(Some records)
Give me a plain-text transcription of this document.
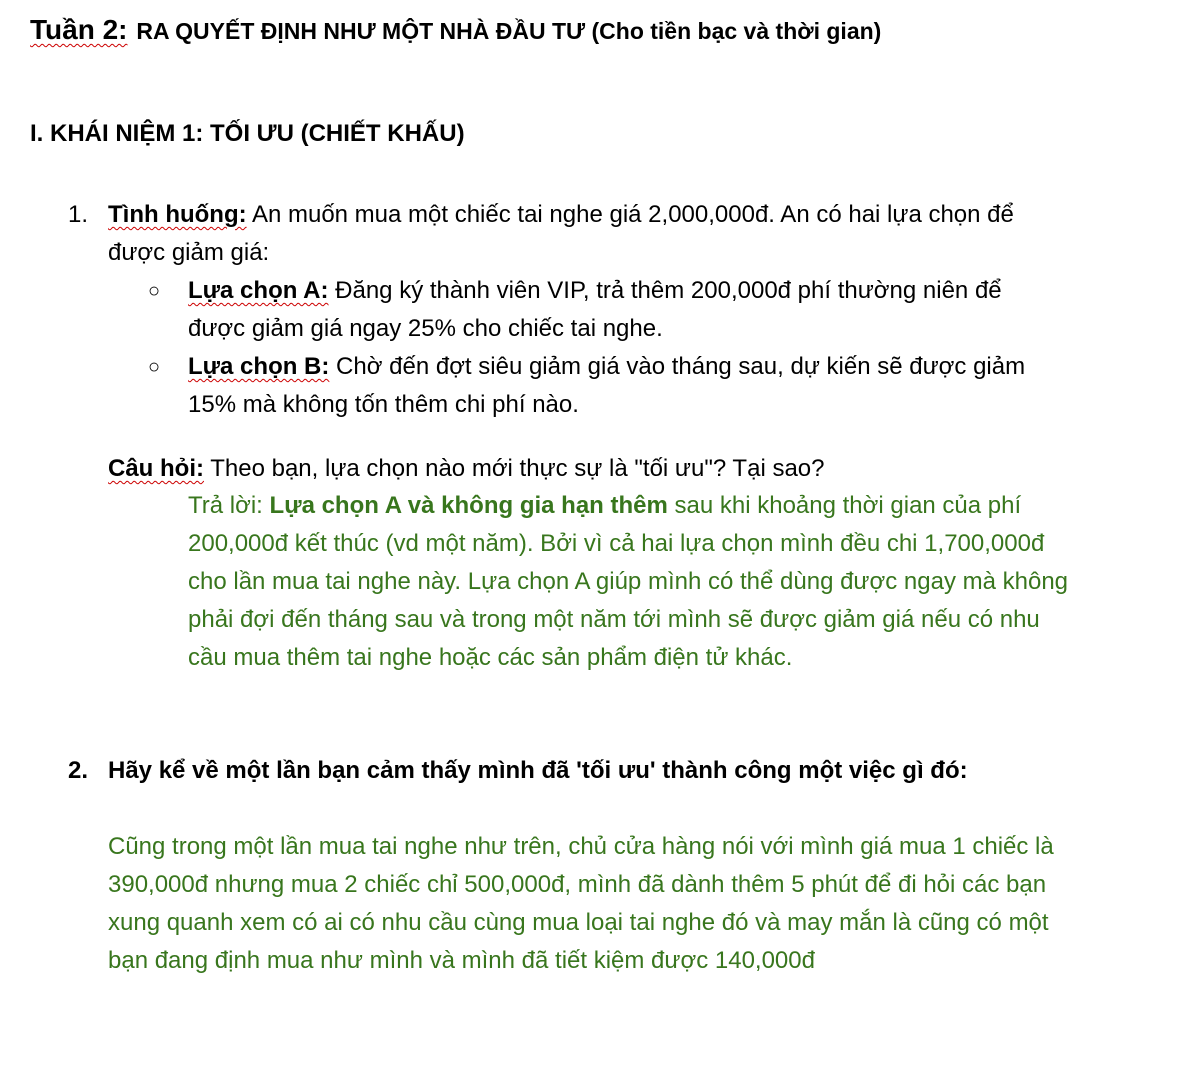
Tuần 2: RA QUYẾT ĐỊNH NHƯ MỘT NHÀ ĐẦU TƯ (Cho tiền bạc và thời gian)
I. KHÁI NIỆM 1: TỐI ƯU (CHIẾT KHẤU)
1. Tình huống: An muốn mua một chiếc tai nghe giá 2,000,000đ. An có hai lựa chọn để được giảm giá:

○ Lựa chọn A: Đăng ký thành viên VIP, trả thêm 200,000đ phí thường niên để được giảm giá ngay 25% cho chiếc tai nghe.

○ Lựa chọn B: Chờ đến đợt siêu giảm giá vào tháng sau, dự kiến sẽ được giảm 15% mà không tốn thêm chi phí nào.

Câu hỏi: Theo bạn, lựa chọn nào mới thực sự là "tối ưu"? Tại sao?

Trả lời: Lựa chọn A và không gia hạn thêm sau khi khoảng thời gian của phí 200,000đ kết thúc (vd một năm). Bởi vì cả hai lựa chọn mình đều chi 1,700,000đ cho lần mua tai nghe này. Lựa chọn A giúp mình có thể dùng được ngay mà không phải đợi đến tháng sau và trong một năm tới mình sẽ được giảm giá nếu có nhu cầu mua thêm tai nghe hoặc các sản phẩm điện tử khác.

2. Hãy kể về một lần bạn cảm thấy mình đã 'tối ưu' thành công một việc gì đó:

Cũng trong một lần mua tai nghe như trên, chủ cửa hàng nói với mình giá mua 1 chiếc là 390,000đ nhưng mua 2 chiếc chỉ 500,000đ, mình đã dành thêm 5 phút để đi hỏi các bạn xung quanh xem có ai có nhu cầu cùng mua loại tai nghe đó và may mắn là cũng có một bạn đang định mua như mình và mình đã tiết kiệm được 140,000đ
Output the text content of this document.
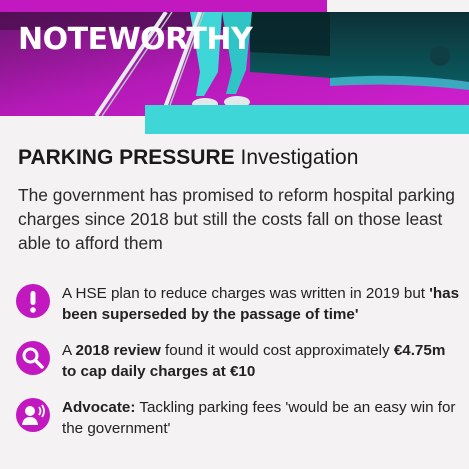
NOTEWORTHY
PARKING PRESSURE Investigation
The government has promised to reform hospital parking charges since 2018 but still the costs fall on those least able to afford them
A HSE plan to reduce charges was written in 2019 but 'has been superseded by the passage of time'
A 2018 review found it would cost approximately €4.75m to cap daily charges at €10
Advocate: Tackling parking fees 'would be an easy win for the government'
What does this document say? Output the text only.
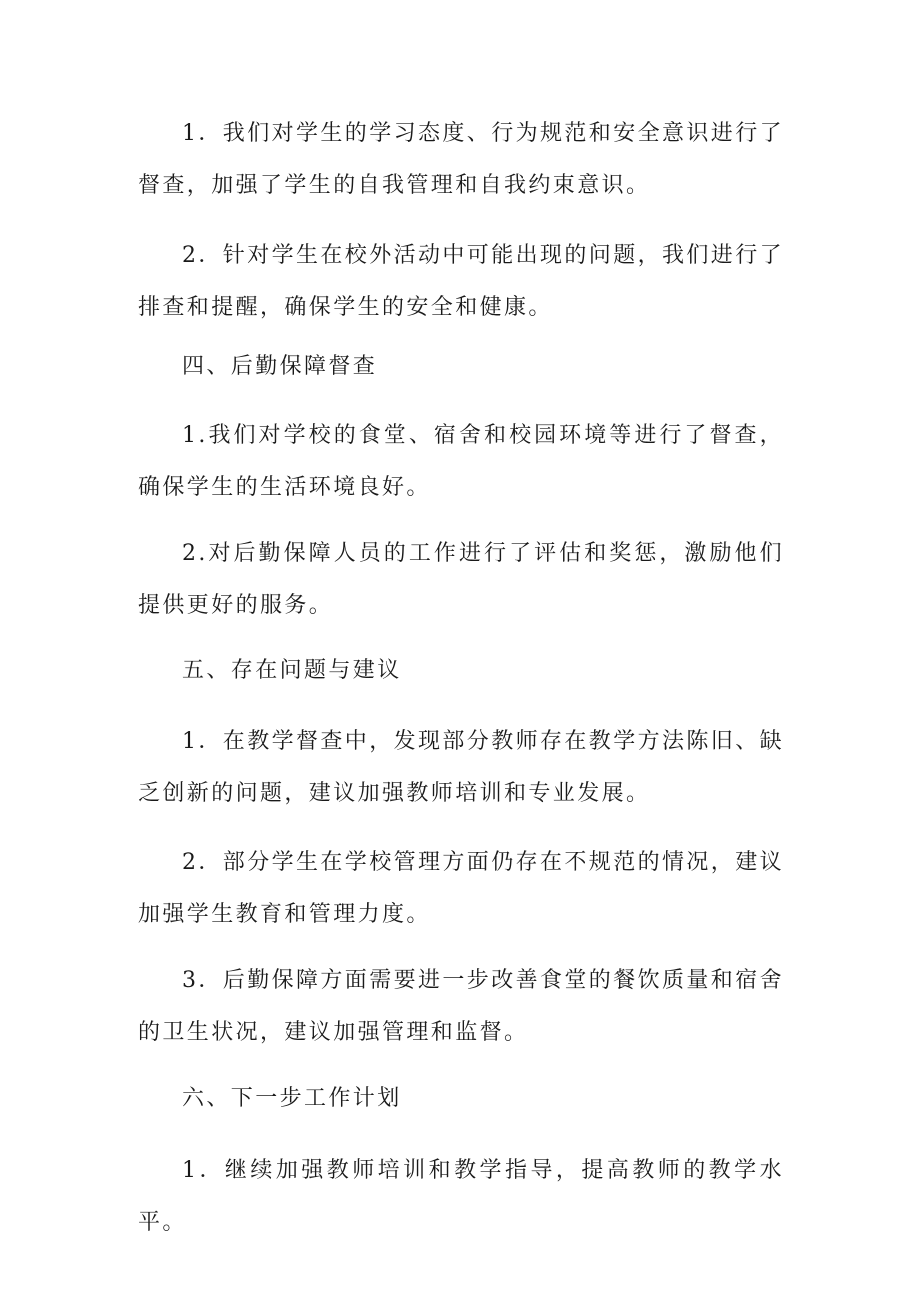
1．我们对学生的学习态度、行为规范和安全意识进行了督查，加强了学生的自我管理和自我约束意识。

2．针对学生在校外活动中可能出现的问题，我们进行了排查和提醒，确保学生的安全和健康。

四、后勤保障督查

1.我们对学校的食堂、宿舍和校园环境等进行了督查，确保学生的生活环境良好。

2.对后勤保障人员的工作进行了评估和奖惩，激励他们提供更好的服务。

五、存在问题与建议

1．在教学督查中，发现部分教师存在教学方法陈旧、缺乏创新的问题，建议加强教师培训和专业发展。

2．部分学生在学校管理方面仍存在不规范的情况，建议加强学生教育和管理力度。

3．后勤保障方面需要进一步改善食堂的餐饮质量和宿舍的卫生状况，建议加强管理和监督。

六、下一步工作计划

1．继续加强教师培训和教学指导，提高教师的教学水平。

_Objective_
The records above are to be reproduced exactly; the pictures are to be left out.

_Output of the exercise_
Give me a plain-text transcription of this document.
Tuần 2: RA QUYẾT ĐỊNH NHƯ MỘT NHÀ ĐẦU TƯ (Cho tiền bạc và thời gian)
I. KHÁI NIỆM 1: TỐI ƯU (CHIẾT KHẤU)
1. Tình huống: An muốn mua một chiếc tai nghe giá 2,000,000đ. An có hai lựa chọn để được giảm giá:

○ Lựa chọn A: Đăng ký thành viên VIP, trả thêm 200,000đ phí thường niên để được giảm giá ngay 25% cho chiếc tai nghe.

○ Lựa chọn B: Chờ đến đợt siêu giảm giá vào tháng sau, dự kiến sẽ được giảm 15% mà không tốn thêm chi phí nào.

Câu hỏi: Theo bạn, lựa chọn nào mới thực sự là "tối ưu"? Tại sao?

Trả lời: Lựa chọn A và không gia hạn thêm sau khi khoảng thời gian của phí 200,000đ kết thúc (vd một năm). Bởi vì cả hai lựa chọn mình đều chi 1,700,000đ cho lần mua tai nghe này. Lựa chọn A giúp mình có thể dùng được ngay mà không phải đợi đến tháng sau và trong một năm tới mình sẽ được giảm giá nếu có nhu cầu mua thêm tai nghe hoặc các sản phẩm điện tử khác.

2. Hãy kể về một lần bạn cảm thấy mình đã 'tối ưu' thành công một việc gì đó:

Cũng trong một lần mua tai nghe như trên, chủ cửa hàng nói với mình giá mua 1 chiếc là 390,000đ nhưng mua 2 chiếc chỉ 500,000đ, mình đã dành thêm 5 phút để đi hỏi các bạn xung quanh xem có ai có nhu cầu cùng mua loại tai nghe đó và may mắn là cũng có một bạn đang định mua như mình và mình đã tiết kiệm được 140,000đ
Output the text content of this document.
NOTEWORTHY
PARKING PRESSURE Investigation
The government has promised to reform hospital parking charges since 2018 but still the costs fall on those least able to afford them
A HSE plan to reduce charges was written in 2019 but 'has been superseded by the passage of time'
A 2018 review found it would cost approximately €4.75m to cap daily charges at €10
Advocate: Tackling parking fees 'would be an easy win for the government'
What does this document say? Output the text only.
1．我们对学生的学习态度、行为规范和安全意识进行了督查，加强了学生的自我管理和自我约束意识。

2．针对学生在校外活动中可能出现的问题，我们进行了排查和提醒，确保学生的安全和健康。

四、后勤保障督查

1.我们对学校的食堂、宿舍和校园环境等进行了督查，确保学生的生活环境良好。

2.对后勤保障人员的工作进行了评估和奖惩，激励他们提供更好的服务。

五、存在问题与建议

1．在教学督查中，发现部分教师存在教学方法陈旧、缺乏创新的问题，建议加强教师培训和专业发展。

2．部分学生在学校管理方面仍存在不规范的情况，建议加强学生教育和管理力度。

3．后勤保障方面需要进一步改善食堂的餐饮质量和宿舍的卫生状况，建议加强管理和监督。

六、下一步工作计划

1．继续加强教师培训和教学指导，提高教师的教学水平。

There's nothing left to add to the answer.